=== THE PROBLEM ===
List all lines of the data containing the word "JSON".

Entries from a visual dataset:
• • • • •
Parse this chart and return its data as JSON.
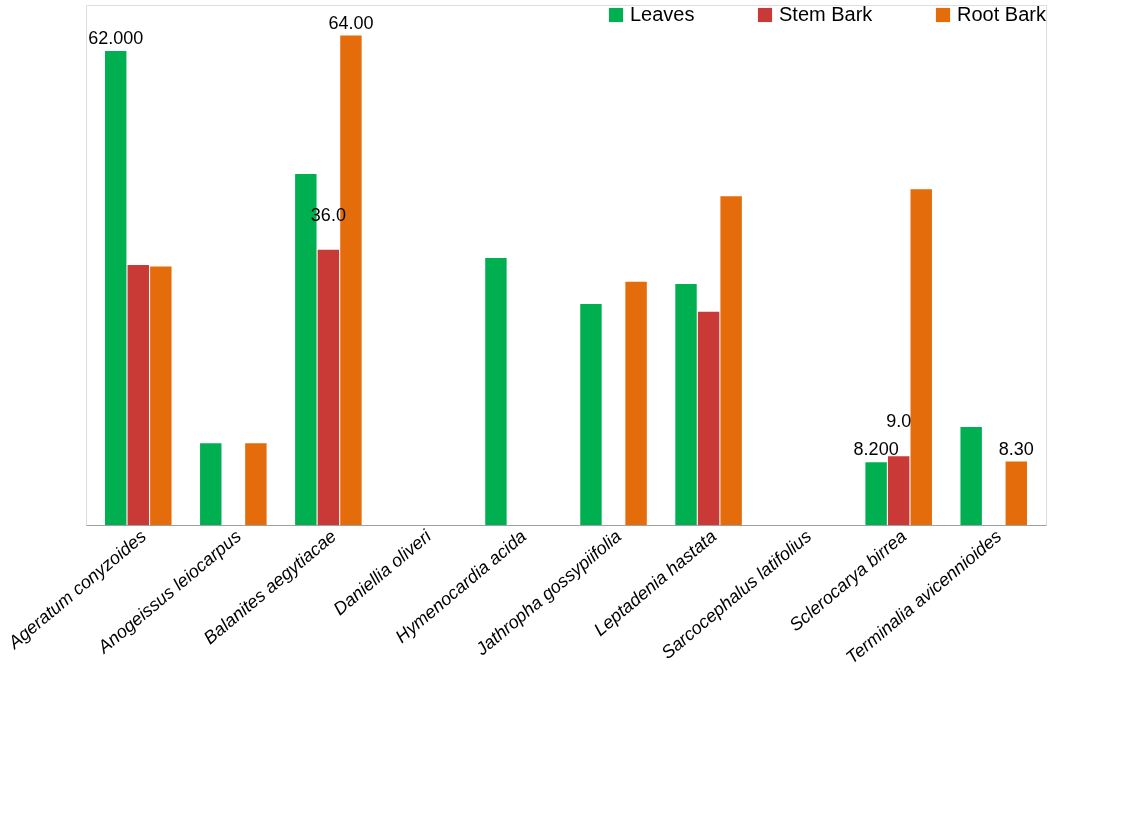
{
  "chart_data": {
    "type": "bar",
    "categories": [
      "Ageratum conyzoides",
      "Anogeissus leiocarpus",
      "Balanites aegytiacae",
      "Daniellia oliveri",
      "Hymenocardia acida",
      "Jathropha gossypiifolia",
      "Leptadenia hastata",
      "Sarcocephalus latifolius",
      "Sclerocarya birrea",
      "Terminalia avicennioides"
    ],
    "series": [
      {
        "name": "Leaves",
        "color": "#00b050",
        "values": [
          62,
          10.7,
          45.9,
          null,
          34.9,
          28.9,
          31.5,
          null,
          8.2,
          12.8
        ],
        "value_labels": [
          "62.000",
          null,
          null,
          null,
          null,
          null,
          null,
          null,
          "8.200",
          null
        ]
      },
      {
        "name": "Stem Bark",
        "color": "#c93a37",
        "values": [
          34.0,
          null,
          36,
          null,
          null,
          null,
          27.9,
          null,
          9.0,
          null
        ],
        "value_labels": [
          null,
          null,
          "36.0",
          null,
          null,
          null,
          null,
          null,
          "9.0",
          null
        ]
      },
      {
        "name": "Root Bark",
        "color": "#e46c0a",
        "values": [
          33.8,
          10.7,
          64,
          null,
          null,
          31.8,
          43.0,
          null,
          43.9,
          8.3
        ],
        "value_labels": [
          null,
          null,
          "64.00",
          null,
          null,
          null,
          null,
          null,
          null,
          "8.30"
        ]
      }
    ],
    "ylim": [
      0,
      68
    ],
    "tick_labels": "x",
    "grid": false,
    "legend": "top right"
  }
}
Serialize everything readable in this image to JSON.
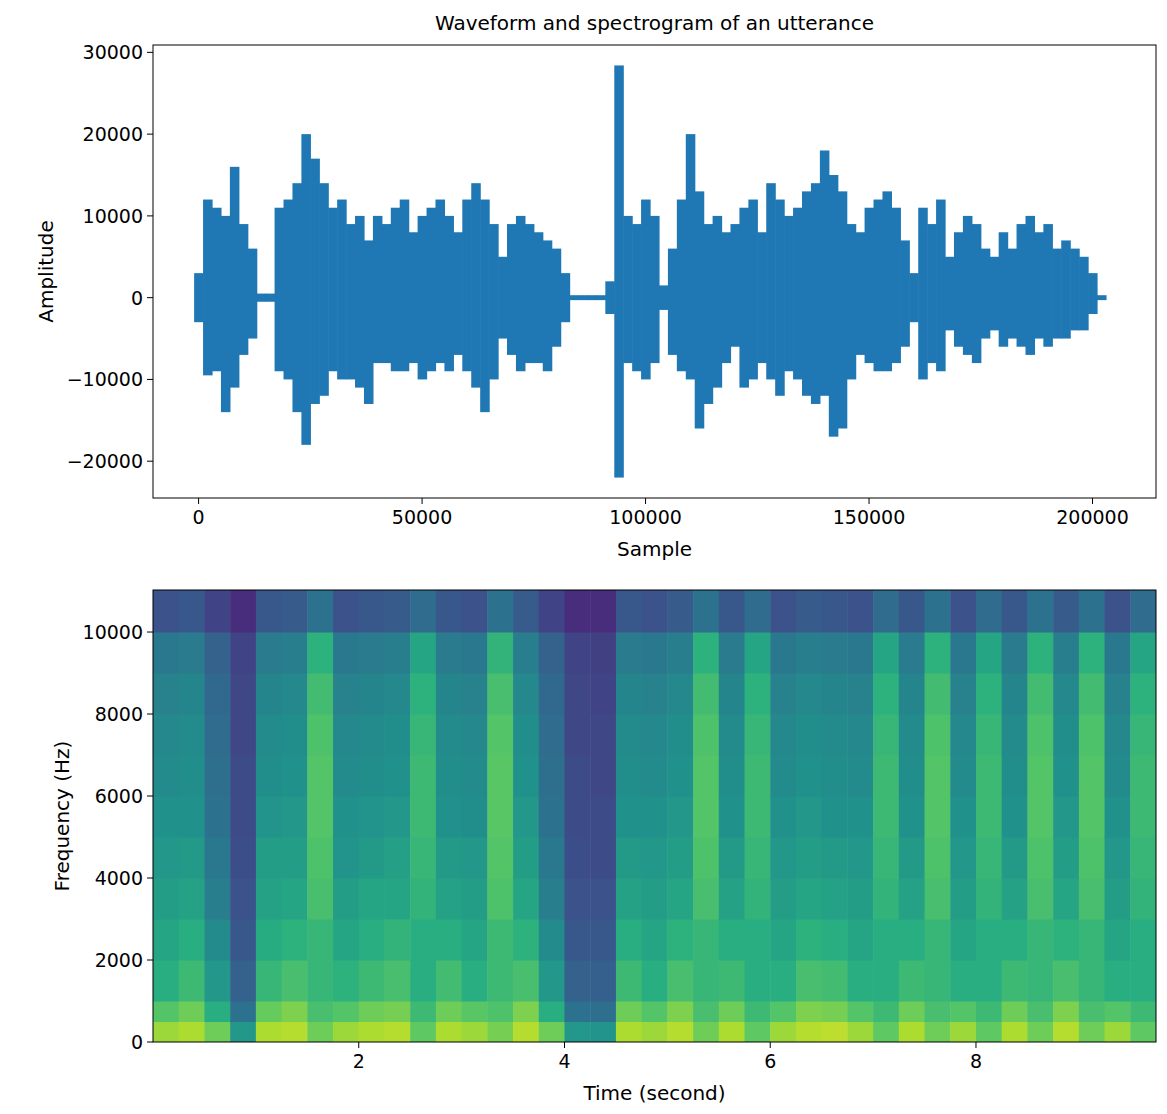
{
  "chart_data": [
    {
      "type": "waveform",
      "title": "Waveform and spectrogram of an utterance",
      "x_label": "Sample",
      "y_label": "Amplitude",
      "color": "#1f77b4",
      "xlim": [
        -10200,
        214200
      ],
      "ylim": [
        -24500,
        30900
      ],
      "xticks": [
        0,
        50000,
        100000,
        150000,
        200000
      ],
      "yticks": [
        {
          "value": -20000,
          "label": "−20000"
        },
        {
          "value": -10000,
          "label": "−10000"
        },
        0,
        10000,
        20000,
        30000
      ],
      "x": [
        0,
        2000,
        4000,
        6000,
        8000,
        10000,
        12000,
        14000,
        16000,
        18000,
        20000,
        22000,
        24000,
        26000,
        28000,
        30000,
        32000,
        34000,
        36000,
        38000,
        40000,
        42000,
        44000,
        46000,
        48000,
        50000,
        52000,
        54000,
        56000,
        58000,
        60000,
        62000,
        64000,
        66000,
        68000,
        70000,
        72000,
        74000,
        76000,
        78000,
        80000,
        82000,
        84000,
        86000,
        88000,
        90000,
        92000,
        94000,
        96000,
        98000,
        100000,
        102000,
        104000,
        106000,
        108000,
        110000,
        112000,
        114000,
        116000,
        118000,
        120000,
        122000,
        124000,
        126000,
        128000,
        130000,
        132000,
        134000,
        136000,
        138000,
        140000,
        142000,
        144000,
        146000,
        148000,
        150000,
        152000,
        154000,
        156000,
        158000,
        160000,
        162000,
        164000,
        166000,
        168000,
        170000,
        172000,
        174000,
        176000,
        178000,
        180000,
        182000,
        184000,
        186000,
        188000,
        190000,
        192000,
        194000,
        196000,
        198000,
        200000,
        202000
      ],
      "upper": [
        3000,
        12000,
        11000,
        10000,
        16000,
        9000,
        6000,
        500,
        500,
        11000,
        12000,
        14000,
        20000,
        17000,
        14000,
        11000,
        12000,
        9000,
        10000,
        7000,
        10000,
        9000,
        11000,
        12000,
        8000,
        10000,
        11000,
        12000,
        10000,
        8000,
        12000,
        14000,
        12000,
        9000,
        5000,
        9000,
        10000,
        9000,
        8000,
        7000,
        6000,
        3000,
        300,
        300,
        300,
        300,
        2000,
        28400,
        10000,
        9000,
        12000,
        10000,
        1500,
        6000,
        12000,
        20000,
        13000,
        9000,
        10000,
        8000,
        9000,
        11000,
        12000,
        8000,
        14000,
        12000,
        10000,
        11000,
        13000,
        14000,
        18000,
        15000,
        13000,
        9000,
        8000,
        11000,
        12000,
        13000,
        11000,
        7000,
        3000,
        11000,
        9000,
        12000,
        5000,
        8000,
        10000,
        9000,
        6000,
        5000,
        8000,
        6000,
        9000,
        10000,
        8000,
        9000,
        6000,
        7000,
        6000,
        5000,
        3000,
        300
      ],
      "lower": [
        -3000,
        -9500,
        -9000,
        -14000,
        -11000,
        -7000,
        -5000,
        -500,
        -500,
        -9000,
        -10000,
        -14000,
        -18000,
        -13000,
        -12000,
        -9000,
        -10000,
        -10000,
        -11000,
        -13000,
        -8000,
        -8000,
        -9000,
        -9000,
        -8000,
        -10000,
        -9000,
        -8000,
        -9000,
        -7000,
        -9000,
        -11000,
        -14000,
        -10000,
        -5000,
        -7000,
        -9000,
        -8000,
        -8000,
        -9000,
        -6000,
        -3000,
        -300,
        -300,
        -300,
        -300,
        -2000,
        -22000,
        -8000,
        -9000,
        -10000,
        -8000,
        -1500,
        -7000,
        -9000,
        -10000,
        -16000,
        -13000,
        -11000,
        -8000,
        -6000,
        -11000,
        -10000,
        -8000,
        -10000,
        -12000,
        -9000,
        -10000,
        -12000,
        -13000,
        -12000,
        -17000,
        -16000,
        -10000,
        -7000,
        -8000,
        -9000,
        -9000,
        -8000,
        -6000,
        -3000,
        -10000,
        -8000,
        -9000,
        -4000,
        -6000,
        -7000,
        -8000,
        -5000,
        -4000,
        -6000,
        -5000,
        -6000,
        -7000,
        -5000,
        -6000,
        -5000,
        -5000,
        -4000,
        -4000,
        -2000,
        -300
      ]
    },
    {
      "type": "heatmap",
      "x_label": "Time (second)",
      "y_label": "Frequency (Hz)",
      "xlim": [
        0,
        9.75
      ],
      "ylim": [
        0,
        11025
      ],
      "xticks": [
        2,
        4,
        6,
        8
      ],
      "yticks": [
        0,
        2000,
        4000,
        6000,
        8000,
        10000
      ],
      "zlim": [
        -80,
        0
      ],
      "time_bins": [
        0,
        0.25,
        0.5,
        0.75,
        1,
        1.25,
        1.5,
        1.75,
        2,
        2.25,
        2.5,
        2.75,
        3,
        3.25,
        3.5,
        3.75,
        4,
        4.25,
        4.5,
        4.75,
        5,
        5.25,
        5.5,
        5.75,
        6,
        6.25,
        6.5,
        6.75,
        7,
        7.25,
        7.5,
        7.75,
        8,
        8.25,
        8.5,
        8.75,
        9,
        9.25,
        9.5,
        9.75
      ],
      "freq_bins": [
        0,
        500,
        1000,
        2000,
        3000,
        4000,
        5000,
        6000,
        7000,
        8000,
        9000,
        10000,
        11025
      ],
      "cells": [
        [
          -12,
          -22,
          -30,
          -33,
          -36,
          -38,
          -40,
          -42,
          -43,
          -45,
          -48,
          -60
        ],
        [
          -10,
          -18,
          -26,
          -30,
          -34,
          -37,
          -40,
          -41,
          -42,
          -44,
          -47,
          -58
        ],
        [
          -18,
          -30,
          -38,
          -42,
          -46,
          -48,
          -50,
          -51,
          -52,
          -53,
          -55,
          -64
        ],
        [
          -38,
          -50,
          -55,
          -58,
          -60,
          -61,
          -62,
          -62,
          -63,
          -63,
          -64,
          -70
        ],
        [
          -10,
          -19,
          -27,
          -31,
          -34,
          -36,
          -39,
          -41,
          -42,
          -44,
          -47,
          -58
        ],
        [
          -9,
          -16,
          -24,
          -29,
          -33,
          -36,
          -38,
          -40,
          -41,
          -43,
          -46,
          -57
        ],
        [
          -18,
          -24,
          -27,
          -27,
          -24,
          -23,
          -22,
          -22,
          -23,
          -25,
          -29,
          -50
        ],
        [
          -12,
          -22,
          -29,
          -33,
          -36,
          -39,
          -40,
          -42,
          -43,
          -45,
          -48,
          -60
        ],
        [
          -10,
          -18,
          -26,
          -30,
          -33,
          -37,
          -39,
          -41,
          -42,
          -44,
          -47,
          -58
        ],
        [
          -9,
          -17,
          -24,
          -28,
          -33,
          -35,
          -38,
          -40,
          -41,
          -43,
          -46,
          -57
        ],
        [
          -20,
          -26,
          -30,
          -30,
          -28,
          -27,
          -26,
          -26,
          -27,
          -29,
          -33,
          -52
        ],
        [
          -10,
          -18,
          -25,
          -30,
          -34,
          -37,
          -40,
          -41,
          -42,
          -44,
          -47,
          -58
        ],
        [
          -12,
          -21,
          -30,
          -33,
          -36,
          -38,
          -41,
          -42,
          -43,
          -45,
          -48,
          -60
        ],
        [
          -17,
          -23,
          -26,
          -26,
          -23,
          -22,
          -21,
          -21,
          -22,
          -24,
          -28,
          -50
        ],
        [
          -9,
          -16,
          -24,
          -29,
          -33,
          -36,
          -38,
          -40,
          -41,
          -43,
          -46,
          -57
        ],
        [
          -18,
          -30,
          -38,
          -42,
          -46,
          -48,
          -50,
          -51,
          -52,
          -53,
          -55,
          -64
        ],
        [
          -38,
          -50,
          -55,
          -58,
          -60,
          -61,
          -62,
          -62,
          -63,
          -63,
          -64,
          -70
        ],
        [
          -39,
          -51,
          -56,
          -58,
          -60,
          -62,
          -62,
          -63,
          -63,
          -64,
          -65,
          -70
        ],
        [
          -10,
          -18,
          -26,
          -30,
          -34,
          -37,
          -40,
          -41,
          -42,
          -44,
          -47,
          -58
        ],
        [
          -12,
          -22,
          -30,
          -33,
          -36,
          -38,
          -40,
          -42,
          -43,
          -45,
          -48,
          -60
        ],
        [
          -9,
          -16,
          -24,
          -29,
          -33,
          -36,
          -38,
          -40,
          -41,
          -43,
          -46,
          -57
        ],
        [
          -18,
          -24,
          -27,
          -27,
          -24,
          -23,
          -22,
          -22,
          -23,
          -25,
          -29,
          -50
        ],
        [
          -10,
          -18,
          -26,
          -30,
          -34,
          -37,
          -40,
          -41,
          -42,
          -44,
          -47,
          -58
        ],
        [
          -20,
          -26,
          -30,
          -30,
          -28,
          -27,
          -26,
          -26,
          -27,
          -29,
          -33,
          -52
        ],
        [
          -12,
          -22,
          -30,
          -33,
          -36,
          -38,
          -40,
          -42,
          -43,
          -45,
          -48,
          -60
        ],
        [
          -9,
          -16,
          -24,
          -29,
          -33,
          -36,
          -38,
          -40,
          -41,
          -43,
          -46,
          -57
        ],
        [
          -8,
          -17,
          -25,
          -30,
          -34,
          -37,
          -40,
          -41,
          -42,
          -44,
          -47,
          -58
        ],
        [
          -12,
          -22,
          -30,
          -33,
          -36,
          -38,
          -40,
          -42,
          -43,
          -45,
          -48,
          -60
        ],
        [
          -20,
          -26,
          -30,
          -30,
          -28,
          -27,
          -26,
          -26,
          -27,
          -29,
          -33,
          -52
        ],
        [
          -10,
          -18,
          -26,
          -30,
          -34,
          -37,
          -40,
          -41,
          -42,
          -44,
          -47,
          -58
        ],
        [
          -18,
          -24,
          -27,
          -27,
          -24,
          -23,
          -22,
          -22,
          -23,
          -25,
          -29,
          -50
        ],
        [
          -12,
          -22,
          -30,
          -33,
          -36,
          -38,
          -40,
          -42,
          -43,
          -45,
          -48,
          -60
        ],
        [
          -20,
          -26,
          -30,
          -30,
          -28,
          -27,
          -26,
          -26,
          -27,
          -29,
          -33,
          -52
        ],
        [
          -10,
          -18,
          -26,
          -30,
          -34,
          -37,
          -40,
          -41,
          -42,
          -44,
          -47,
          -58
        ],
        [
          -18,
          -24,
          -27,
          -27,
          -24,
          -23,
          -22,
          -22,
          -23,
          -25,
          -29,
          -50
        ],
        [
          -9,
          -16,
          -24,
          -29,
          -33,
          -36,
          -38,
          -40,
          -41,
          -43,
          -46,
          -57
        ],
        [
          -18,
          -24,
          -27,
          -27,
          -24,
          -23,
          -22,
          -22,
          -23,
          -25,
          -29,
          -50
        ],
        [
          -12,
          -22,
          -30,
          -33,
          -36,
          -38,
          -40,
          -42,
          -43,
          -45,
          -48,
          -60
        ],
        [
          -20,
          -26,
          -30,
          -30,
          -28,
          -27,
          -26,
          -26,
          -27,
          -29,
          -33,
          -52
        ]
      ]
    }
  ]
}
• • • • •
=== EXPECTED ANSWER ===
Parse this chart and return its data as JSON.
Serialize everything readable in this image to JSON.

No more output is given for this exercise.